§ **The problem**: Images should be left out, and everything else in the listing reproduced exactly.
━━━ Supplied data
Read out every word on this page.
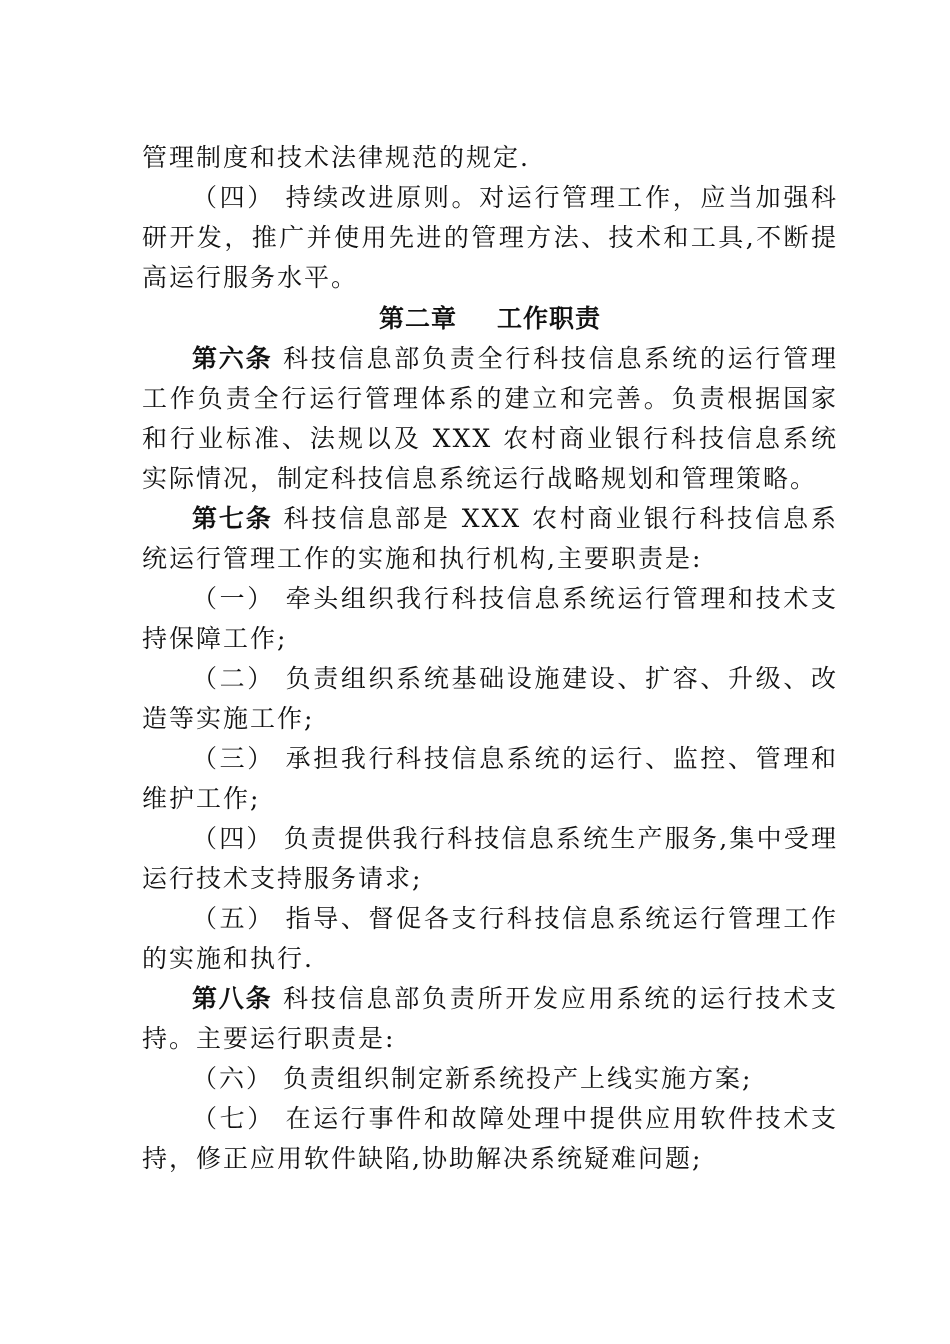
管理制度和技术法律规范的规定.

（四） 持续改进原则。对运行管理工作，应当加强科研开发，推广并使用先进的管理方法、技术和工具,不断提高运行服务水平。

第二章 工作职责

第六条 科技信息部负责全行科技信息系统的运行管理工作负责全行运行管理体系的建立和完善。负责根据国家和行业标准、法规以及 XXX 农村商业银行科技信息系统实际情况，制定科技信息系统运行战略规划和管理策略。

第七条 科技信息部是 XXX 农村商业银行科技信息系统运行管理工作的实施和执行机构,主要职责是:

（一） 牵头组织我行科技信息系统运行管理和技术支持保障工作;

（二） 负责组织系统基础设施建设、扩容、升级、改造等实施工作;

（三） 承担我行科技信息系统的运行、监控、管理和维护工作;

（四） 负责提供我行科技信息系统生产服务,集中受理运行技术支持服务请求;

（五） 指导、督促各支行科技信息系统运行管理工作的实施和执行.

第八条 科技信息部负责所开发应用系统的运行技术支持。主要运行职责是:

（六） 负责组织制定新系统投产上线实施方案;

（七） 在运行事件和故障处理中提供应用软件技术支持，修正应用软件缺陷,协助解决系统疑难问题;
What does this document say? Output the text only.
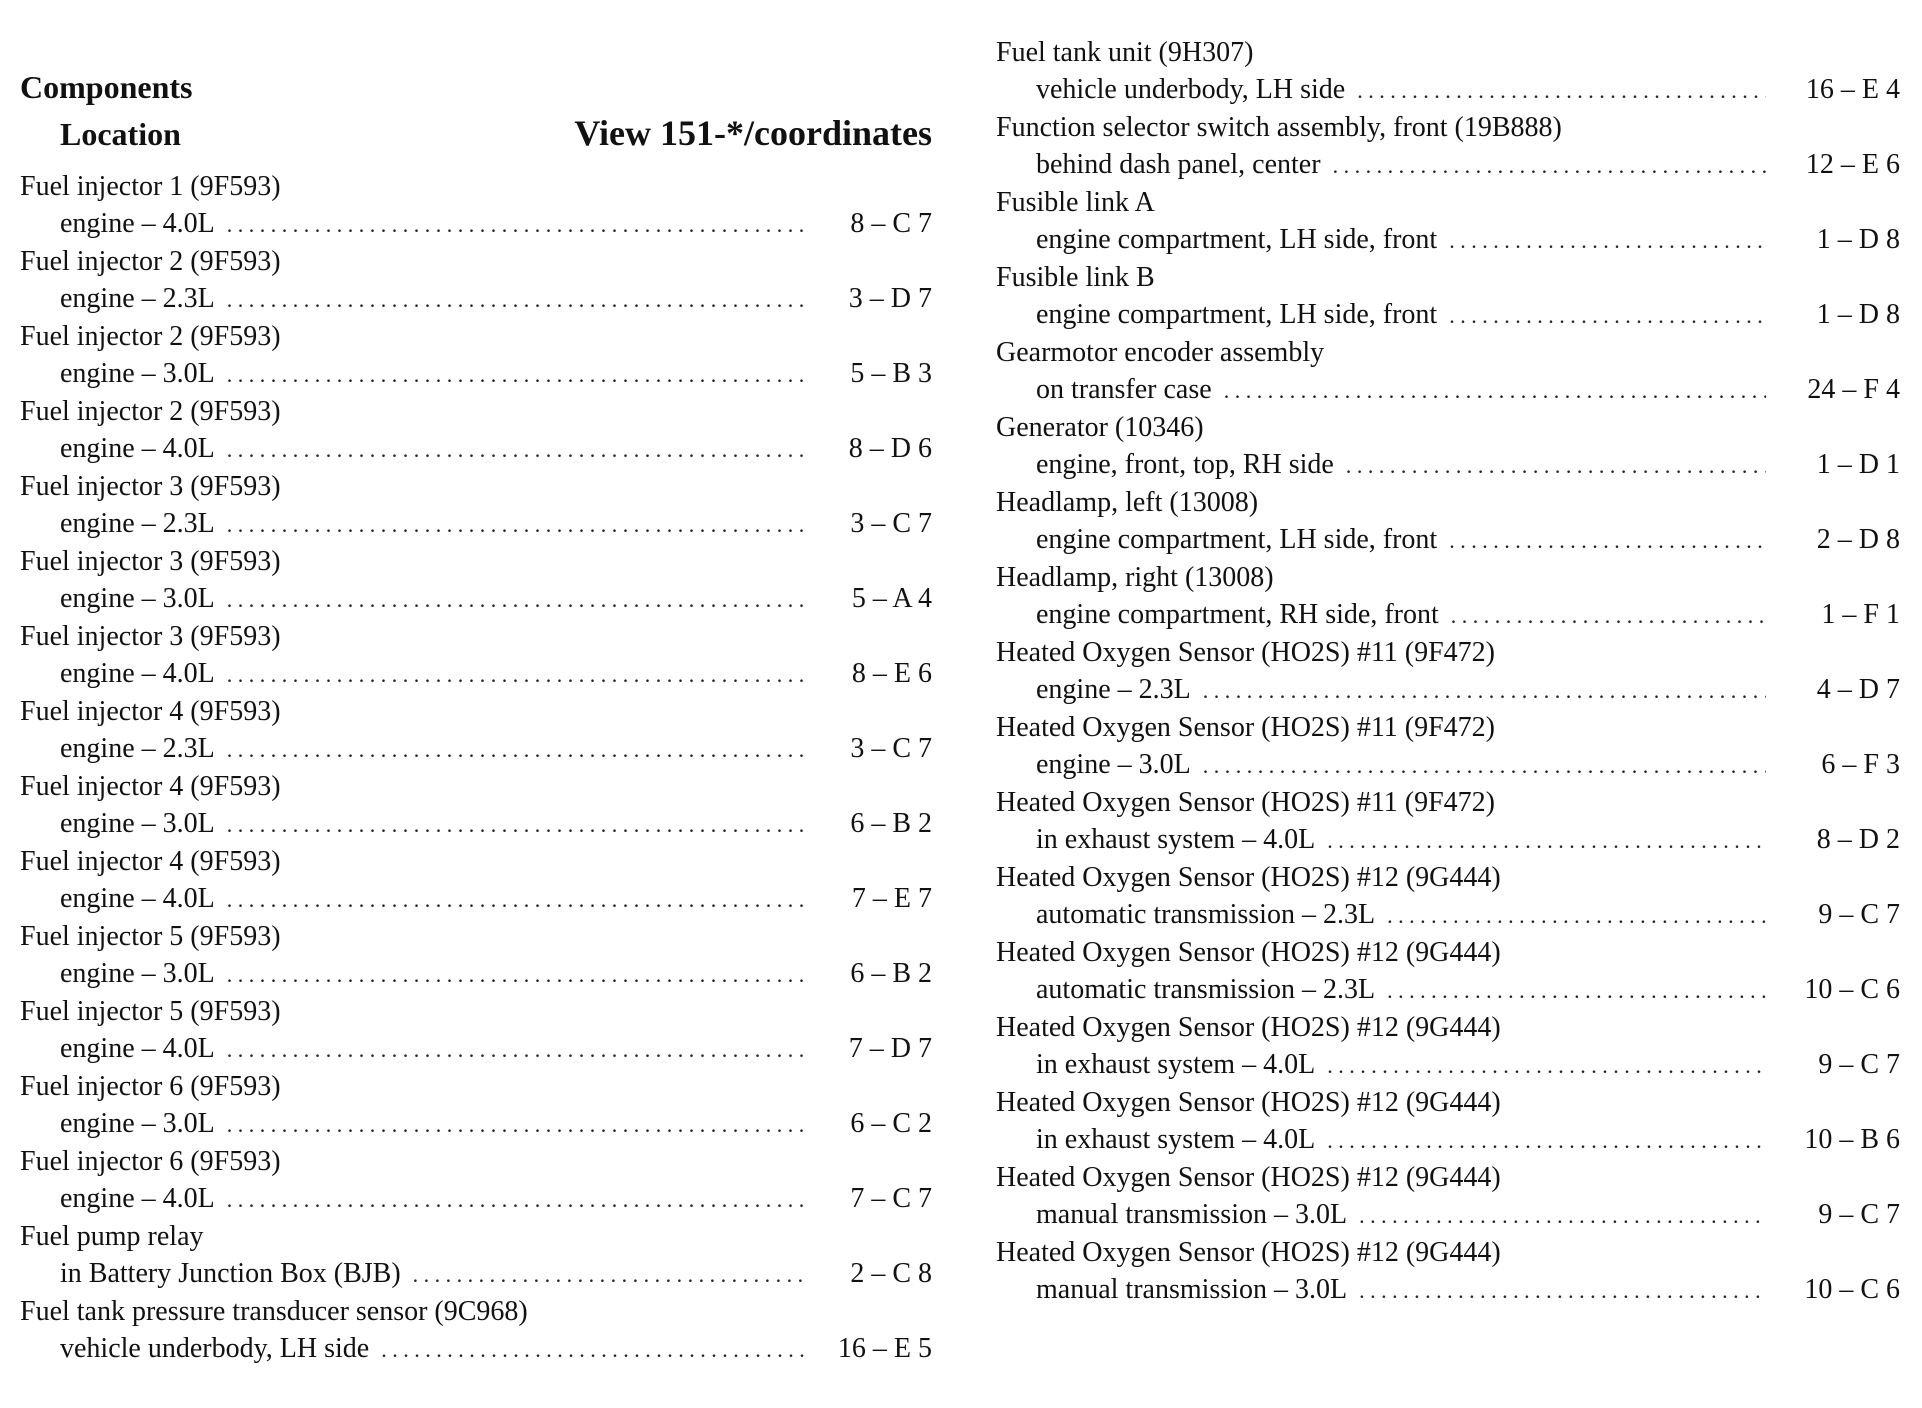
Components
Location	View 151-*/coordinates
Fuel injector 1 (9F593)
engine – 4.0L . . .	8 – C 7
Fuel injector 2 (9F593)
engine – 2.3L . . .	3 – D 7
Fuel injector 2 (9F593)
engine – 3.0L . . .	5 – B 3
Fuel injector 2 (9F593)
engine – 4.0L . . .	8 – D 6
Fuel injector 3 (9F593)
engine – 2.3L . . .	3 – C 7
Fuel injector 3 (9F593)
engine – 3.0L . . .	5 – A 4
Fuel injector 3 (9F593)
engine – 4.0L . . .	8 – E 6
Fuel injector 4 (9F593)
engine – 2.3L . . .	3 – C 7
Fuel injector 4 (9F593)
engine – 3.0L . . .	6 – B 2
Fuel injector 4 (9F593)
engine – 4.0L . . .	7 – E 7
Fuel injector 5 (9F593)
engine – 3.0L . . .	6 – B 2
Fuel injector 5 (9F593)
engine – 4.0L . . .	7 – D 7
Fuel injector 6 (9F593)
engine – 3.0L . . .	6 – C 2
Fuel injector 6 (9F593)
engine – 4.0L . . .	7 – C 7
Fuel pump relay
in Battery Junction Box (BJB) . . .	2 – C 8
Fuel tank pressure transducer sensor (9C968)
vehicle underbody, LH side . . .	16 – E 5
Fuel tank unit (9H307)
vehicle underbody, LH side . . .	16 – E 4
Function selector switch assembly, front (19B888)
behind dash panel, center . . .	12 – E 6
Fusible link A
engine compartment, LH side, front . . .	1 – D 8
Fusible link B
engine compartment, LH side, front . . .	1 – D 8
Gearmotor encoder assembly
on transfer case . . .	24 – F 4
Generator (10346)
engine, front, top, RH side . . .	1 – D 1
Headlamp, left (13008)
engine compartment, LH side, front . . .	2 – D 8
Headlamp, right (13008)
engine compartment, RH side, front . . .	1 – F 1
Heated Oxygen Sensor (HO2S) #11 (9F472)
engine – 2.3L . . .	4 – D 7
Heated Oxygen Sensor (HO2S) #11 (9F472)
engine – 3.0L . . .	6 – F 3
Heated Oxygen Sensor (HO2S) #11 (9F472)
in exhaust system – 4.0L . . .	8 – D 2
Heated Oxygen Sensor (HO2S) #12 (9G444)
automatic transmission – 2.3L . . .	9 – C 7
Heated Oxygen Sensor (HO2S) #12 (9G444)
automatic transmission – 2.3L . . .	10 – C 6
Heated Oxygen Sensor (HO2S) #12 (9G444)
in exhaust system – 4.0L . . .	9 – C 7
Heated Oxygen Sensor (HO2S) #12 (9G444)
in exhaust system – 4.0L . . .	10 – B 6
Heated Oxygen Sensor (HO2S) #12 (9G444)
manual transmission – 3.0L . . .	9 – C 7
Heated Oxygen Sensor (HO2S) #12 (9G444)
manual transmission – 3.0L . . .	10 – C 6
━━━━━━
§ **Correct result**:
Read out every word on this page.
管理制度和技术法律规范的规定.

（四） 持续改进原则。对运行管理工作，应当加强科研开发，推广并使用先进的管理方法、技术和工具,不断提高运行服务水平。

第二章 工作职责

第六条 科技信息部负责全行科技信息系统的运行管理工作负责全行运行管理体系的建立和完善。负责根据国家和行业标准、法规以及 XXX 农村商业银行科技信息系统实际情况，制定科技信息系统运行战略规划和管理策略。

第七条 科技信息部是 XXX 农村商业银行科技信息系统运行管理工作的实施和执行机构,主要职责是:

（一） 牵头组织我行科技信息系统运行管理和技术支持保障工作;

（二） 负责组织系统基础设施建设、扩容、升级、改造等实施工作;

（三） 承担我行科技信息系统的运行、监控、管理和维护工作;

（四） 负责提供我行科技信息系统生产服务,集中受理运行技术支持服务请求;

（五） 指导、督促各支行科技信息系统运行管理工作的实施和执行.

第八条 科技信息部负责所开发应用系统的运行技术支持。主要运行职责是:

（六） 负责组织制定新系统投产上线实施方案;

（七） 在运行事件和故障处理中提供应用软件技术支持，修正应用软件缺陷,协助解决系统疑难问题;
What does this document say? Output the text only.
Components
Location	View 151-*/coordinates
Fuel injector 1 (9F593)
engine – 4.0L . . .	8 – C 7
Fuel injector 2 (9F593)
engine – 2.3L . . .	3 – D 7
Fuel injector 2 (9F593)
engine – 3.0L . . .	5 – B 3
Fuel injector 2 (9F593)
engine – 4.0L . . .	8 – D 6
Fuel injector 3 (9F593)
engine – 2.3L . . .	3 – C 7
Fuel injector 3 (9F593)
engine – 3.0L . . .	5 – A 4
Fuel injector 3 (9F593)
engine – 4.0L . . .	8 – E 6
Fuel injector 4 (9F593)
engine – 2.3L . . .	3 – C 7
Fuel injector 4 (9F593)
engine – 3.0L . . .	6 – B 2
Fuel injector 4 (9F593)
engine – 4.0L . . .	7 – E 7
Fuel injector 5 (9F593)
engine – 3.0L . . .	6 – B 2
Fuel injector 5 (9F593)
engine – 4.0L . . .	7 – D 7
Fuel injector 6 (9F593)
engine – 3.0L . . .	6 – C 2
Fuel injector 6 (9F593)
engine – 4.0L . . .	7 – C 7
Fuel pump relay
in Battery Junction Box (BJB) . . .	2 – C 8
Fuel tank pressure transducer sensor (9C968)
vehicle underbody, LH side . . .	16 – E 5
Fuel tank unit (9H307)
vehicle underbody, LH side . . .	16 – E 4
Function selector switch assembly, front (19B888)
behind dash panel, center . . .	12 – E 6
Fusible link A
engine compartment, LH side, front . . .	1 – D 8
Fusible link B
engine compartment, LH side, front . . .	1 – D 8
Gearmotor encoder assembly
on transfer case . . .	24 – F 4
Generator (10346)
engine, front, top, RH side . . .	1 – D 1
Headlamp, left (13008)
engine compartment, LH side, front . . .	2 – D 8
Headlamp, right (13008)
engine compartment, RH side, front . . .	1 – F 1
Heated Oxygen Sensor (HO2S) #11 (9F472)
engine – 2.3L . . .	4 – D 7
Heated Oxygen Sensor (HO2S) #11 (9F472)
engine – 3.0L . . .	6 – F 3
Heated Oxygen Sensor (HO2S) #11 (9F472)
in exhaust system – 4.0L . . .	8 – D 2
Heated Oxygen Sensor (HO2S) #12 (9G444)
automatic transmission – 2.3L . . .	9 – C 7
Heated Oxygen Sensor (HO2S) #12 (9G444)
automatic transmission – 2.3L . . .	10 – C 6
Heated Oxygen Sensor (HO2S) #12 (9G444)
in exhaust system – 4.0L . . .	9 – C 7
Heated Oxygen Sensor (HO2S) #12 (9G444)
in exhaust system – 4.0L . . .	10 – B 6
Heated Oxygen Sensor (HO2S) #12 (9G444)
manual transmission – 3.0L . . .	9 – C 7
Heated Oxygen Sensor (HO2S) #12 (9G444)
manual transmission – 3.0L . . .	10 – C 6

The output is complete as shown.